[START OF Dataset records]

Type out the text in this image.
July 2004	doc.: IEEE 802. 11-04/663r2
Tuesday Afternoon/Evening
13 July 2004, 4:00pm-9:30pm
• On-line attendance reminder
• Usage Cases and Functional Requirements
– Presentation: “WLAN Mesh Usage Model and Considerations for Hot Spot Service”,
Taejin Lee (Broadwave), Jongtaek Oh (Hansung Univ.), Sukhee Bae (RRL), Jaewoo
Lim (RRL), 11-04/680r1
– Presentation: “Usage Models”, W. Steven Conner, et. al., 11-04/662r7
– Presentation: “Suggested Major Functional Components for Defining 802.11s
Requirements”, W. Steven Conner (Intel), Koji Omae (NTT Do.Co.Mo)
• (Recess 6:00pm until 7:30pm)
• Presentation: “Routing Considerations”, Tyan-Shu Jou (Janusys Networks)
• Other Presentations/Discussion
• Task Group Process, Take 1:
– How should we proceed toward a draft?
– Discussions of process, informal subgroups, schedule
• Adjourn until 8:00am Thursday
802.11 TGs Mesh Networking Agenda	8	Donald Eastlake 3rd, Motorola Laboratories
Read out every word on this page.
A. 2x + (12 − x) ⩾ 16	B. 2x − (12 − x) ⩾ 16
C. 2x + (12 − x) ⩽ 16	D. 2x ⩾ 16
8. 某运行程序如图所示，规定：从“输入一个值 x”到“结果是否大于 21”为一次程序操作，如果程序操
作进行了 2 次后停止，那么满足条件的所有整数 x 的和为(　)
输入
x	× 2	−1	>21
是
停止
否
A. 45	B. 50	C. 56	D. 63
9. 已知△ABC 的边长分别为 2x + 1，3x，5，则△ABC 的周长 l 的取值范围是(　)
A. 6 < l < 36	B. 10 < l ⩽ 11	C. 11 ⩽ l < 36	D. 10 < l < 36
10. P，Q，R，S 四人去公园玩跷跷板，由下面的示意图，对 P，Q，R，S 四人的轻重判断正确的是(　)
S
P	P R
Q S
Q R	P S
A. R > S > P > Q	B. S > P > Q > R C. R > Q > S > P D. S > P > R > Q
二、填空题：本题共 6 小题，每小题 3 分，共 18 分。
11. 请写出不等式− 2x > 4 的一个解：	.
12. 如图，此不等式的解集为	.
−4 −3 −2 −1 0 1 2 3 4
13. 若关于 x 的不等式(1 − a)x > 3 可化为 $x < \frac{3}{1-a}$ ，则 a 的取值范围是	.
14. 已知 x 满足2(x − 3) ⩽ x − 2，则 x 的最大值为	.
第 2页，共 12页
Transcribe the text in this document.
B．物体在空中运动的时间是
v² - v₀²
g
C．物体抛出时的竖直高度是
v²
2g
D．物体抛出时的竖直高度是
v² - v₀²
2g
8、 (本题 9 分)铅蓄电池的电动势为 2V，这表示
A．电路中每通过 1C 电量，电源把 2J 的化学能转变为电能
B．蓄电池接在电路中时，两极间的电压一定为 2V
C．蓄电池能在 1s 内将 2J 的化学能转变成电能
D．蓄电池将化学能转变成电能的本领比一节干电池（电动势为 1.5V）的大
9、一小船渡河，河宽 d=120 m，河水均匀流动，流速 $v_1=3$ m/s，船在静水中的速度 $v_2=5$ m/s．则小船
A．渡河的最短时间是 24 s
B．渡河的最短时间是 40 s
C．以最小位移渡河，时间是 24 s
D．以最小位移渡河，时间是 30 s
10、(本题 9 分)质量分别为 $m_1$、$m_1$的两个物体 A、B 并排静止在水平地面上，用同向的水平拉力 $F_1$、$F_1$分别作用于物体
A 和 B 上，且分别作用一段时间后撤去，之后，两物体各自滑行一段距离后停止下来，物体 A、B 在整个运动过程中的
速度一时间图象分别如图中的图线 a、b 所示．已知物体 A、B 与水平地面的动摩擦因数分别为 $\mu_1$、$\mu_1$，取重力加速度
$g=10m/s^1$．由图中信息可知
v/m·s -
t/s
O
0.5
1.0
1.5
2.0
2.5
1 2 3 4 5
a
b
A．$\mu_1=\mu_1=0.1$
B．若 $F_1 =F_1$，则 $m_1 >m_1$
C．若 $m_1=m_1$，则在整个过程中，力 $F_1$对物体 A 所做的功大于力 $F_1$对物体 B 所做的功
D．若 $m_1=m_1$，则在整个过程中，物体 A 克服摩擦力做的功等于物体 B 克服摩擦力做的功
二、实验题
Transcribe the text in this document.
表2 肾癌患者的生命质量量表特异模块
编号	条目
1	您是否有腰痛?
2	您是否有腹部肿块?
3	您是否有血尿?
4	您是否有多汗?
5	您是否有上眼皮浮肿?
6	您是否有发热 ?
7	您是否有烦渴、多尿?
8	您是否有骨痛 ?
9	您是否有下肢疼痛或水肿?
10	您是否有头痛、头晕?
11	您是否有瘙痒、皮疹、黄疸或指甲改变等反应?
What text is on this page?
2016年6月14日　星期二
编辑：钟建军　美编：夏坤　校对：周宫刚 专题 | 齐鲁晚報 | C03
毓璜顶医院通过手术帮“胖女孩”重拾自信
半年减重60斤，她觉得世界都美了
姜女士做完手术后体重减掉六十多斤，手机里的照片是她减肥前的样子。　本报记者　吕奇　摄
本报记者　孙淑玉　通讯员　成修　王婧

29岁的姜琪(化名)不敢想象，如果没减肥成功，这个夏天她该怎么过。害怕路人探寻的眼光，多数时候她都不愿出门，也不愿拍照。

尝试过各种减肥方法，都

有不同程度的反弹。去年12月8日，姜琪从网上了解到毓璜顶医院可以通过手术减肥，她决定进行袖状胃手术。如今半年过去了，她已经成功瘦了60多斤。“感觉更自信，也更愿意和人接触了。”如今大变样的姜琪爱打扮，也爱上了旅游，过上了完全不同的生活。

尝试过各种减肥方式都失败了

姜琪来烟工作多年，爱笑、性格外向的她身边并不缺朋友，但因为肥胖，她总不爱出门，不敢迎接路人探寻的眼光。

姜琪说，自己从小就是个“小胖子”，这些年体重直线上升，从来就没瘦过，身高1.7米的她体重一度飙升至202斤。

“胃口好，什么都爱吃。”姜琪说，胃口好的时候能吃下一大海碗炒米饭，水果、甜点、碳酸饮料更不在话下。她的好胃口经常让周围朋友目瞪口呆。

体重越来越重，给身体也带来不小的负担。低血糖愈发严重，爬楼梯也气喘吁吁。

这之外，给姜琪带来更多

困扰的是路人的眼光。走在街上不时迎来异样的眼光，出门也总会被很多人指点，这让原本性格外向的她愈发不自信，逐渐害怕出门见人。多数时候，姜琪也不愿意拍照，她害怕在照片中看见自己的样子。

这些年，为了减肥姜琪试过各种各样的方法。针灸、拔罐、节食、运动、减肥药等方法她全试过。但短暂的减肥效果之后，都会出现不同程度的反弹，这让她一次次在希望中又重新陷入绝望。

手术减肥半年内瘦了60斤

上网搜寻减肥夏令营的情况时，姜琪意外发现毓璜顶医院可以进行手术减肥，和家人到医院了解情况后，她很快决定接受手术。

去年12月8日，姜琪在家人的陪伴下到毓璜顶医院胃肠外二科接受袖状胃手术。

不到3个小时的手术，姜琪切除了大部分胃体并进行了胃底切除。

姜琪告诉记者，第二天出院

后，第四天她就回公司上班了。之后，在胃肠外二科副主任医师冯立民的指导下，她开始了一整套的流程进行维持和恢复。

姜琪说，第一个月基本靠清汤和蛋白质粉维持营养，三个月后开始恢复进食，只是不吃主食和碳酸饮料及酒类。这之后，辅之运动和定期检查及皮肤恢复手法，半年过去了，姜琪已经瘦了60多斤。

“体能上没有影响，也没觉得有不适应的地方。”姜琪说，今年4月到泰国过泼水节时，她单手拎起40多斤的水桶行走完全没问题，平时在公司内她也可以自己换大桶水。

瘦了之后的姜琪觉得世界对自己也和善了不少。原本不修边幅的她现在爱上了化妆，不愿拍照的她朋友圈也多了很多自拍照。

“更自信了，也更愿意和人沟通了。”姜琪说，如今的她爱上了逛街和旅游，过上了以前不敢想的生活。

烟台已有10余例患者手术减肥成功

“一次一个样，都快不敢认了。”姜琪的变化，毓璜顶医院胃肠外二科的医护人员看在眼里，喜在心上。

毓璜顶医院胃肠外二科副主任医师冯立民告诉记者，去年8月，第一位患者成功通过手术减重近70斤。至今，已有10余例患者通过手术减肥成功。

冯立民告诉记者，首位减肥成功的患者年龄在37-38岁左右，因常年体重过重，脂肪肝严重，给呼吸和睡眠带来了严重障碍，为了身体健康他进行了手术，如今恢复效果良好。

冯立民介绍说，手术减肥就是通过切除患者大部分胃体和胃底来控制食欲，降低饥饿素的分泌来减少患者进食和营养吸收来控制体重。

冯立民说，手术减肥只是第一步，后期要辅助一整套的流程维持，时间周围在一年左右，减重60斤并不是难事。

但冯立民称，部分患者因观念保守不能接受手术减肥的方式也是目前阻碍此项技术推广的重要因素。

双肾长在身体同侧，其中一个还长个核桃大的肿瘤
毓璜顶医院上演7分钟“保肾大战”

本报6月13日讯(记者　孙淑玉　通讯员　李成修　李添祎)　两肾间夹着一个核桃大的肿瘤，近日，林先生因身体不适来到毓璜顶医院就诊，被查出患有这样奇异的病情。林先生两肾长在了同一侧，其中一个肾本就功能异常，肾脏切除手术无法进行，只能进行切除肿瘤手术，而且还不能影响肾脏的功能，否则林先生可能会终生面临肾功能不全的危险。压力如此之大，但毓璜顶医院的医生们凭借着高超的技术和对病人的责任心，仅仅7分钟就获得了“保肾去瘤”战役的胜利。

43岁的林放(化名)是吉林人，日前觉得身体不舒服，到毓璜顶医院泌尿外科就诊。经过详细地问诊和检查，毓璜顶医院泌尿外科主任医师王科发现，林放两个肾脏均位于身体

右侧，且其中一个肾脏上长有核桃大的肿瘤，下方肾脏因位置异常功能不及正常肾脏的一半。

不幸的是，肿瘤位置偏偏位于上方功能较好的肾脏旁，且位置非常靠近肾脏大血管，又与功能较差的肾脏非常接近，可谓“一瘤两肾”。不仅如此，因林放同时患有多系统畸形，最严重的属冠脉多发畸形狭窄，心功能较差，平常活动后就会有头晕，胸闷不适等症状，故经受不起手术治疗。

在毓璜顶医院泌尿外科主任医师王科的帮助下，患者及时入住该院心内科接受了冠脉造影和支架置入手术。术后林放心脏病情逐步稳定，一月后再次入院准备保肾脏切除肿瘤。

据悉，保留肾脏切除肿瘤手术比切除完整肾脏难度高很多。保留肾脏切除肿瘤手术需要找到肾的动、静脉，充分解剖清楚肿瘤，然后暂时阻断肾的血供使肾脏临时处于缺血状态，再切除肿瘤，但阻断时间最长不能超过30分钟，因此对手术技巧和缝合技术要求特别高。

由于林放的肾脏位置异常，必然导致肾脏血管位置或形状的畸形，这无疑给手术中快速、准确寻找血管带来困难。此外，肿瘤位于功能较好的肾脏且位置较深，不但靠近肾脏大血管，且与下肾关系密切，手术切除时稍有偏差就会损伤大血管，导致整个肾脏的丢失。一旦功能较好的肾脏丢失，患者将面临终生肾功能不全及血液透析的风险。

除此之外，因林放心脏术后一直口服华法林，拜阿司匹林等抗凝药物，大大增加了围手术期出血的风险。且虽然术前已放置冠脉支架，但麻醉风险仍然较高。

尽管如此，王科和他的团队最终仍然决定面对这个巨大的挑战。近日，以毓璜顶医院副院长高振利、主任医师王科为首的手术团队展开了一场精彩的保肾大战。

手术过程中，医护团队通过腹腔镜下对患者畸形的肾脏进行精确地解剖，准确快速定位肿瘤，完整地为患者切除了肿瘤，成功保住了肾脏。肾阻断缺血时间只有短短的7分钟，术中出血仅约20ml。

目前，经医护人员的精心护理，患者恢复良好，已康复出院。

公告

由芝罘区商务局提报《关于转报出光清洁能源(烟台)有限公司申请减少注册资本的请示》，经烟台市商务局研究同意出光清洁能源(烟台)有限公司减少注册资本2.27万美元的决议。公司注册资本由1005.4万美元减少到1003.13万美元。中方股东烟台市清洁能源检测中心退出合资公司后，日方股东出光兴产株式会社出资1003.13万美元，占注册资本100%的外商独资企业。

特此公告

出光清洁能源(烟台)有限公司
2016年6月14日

[END OF Dataset records]

» Task statement
From the listing above, find the number of lines with the word "Considerations" in them. Answer with the number only.

» Written solution
2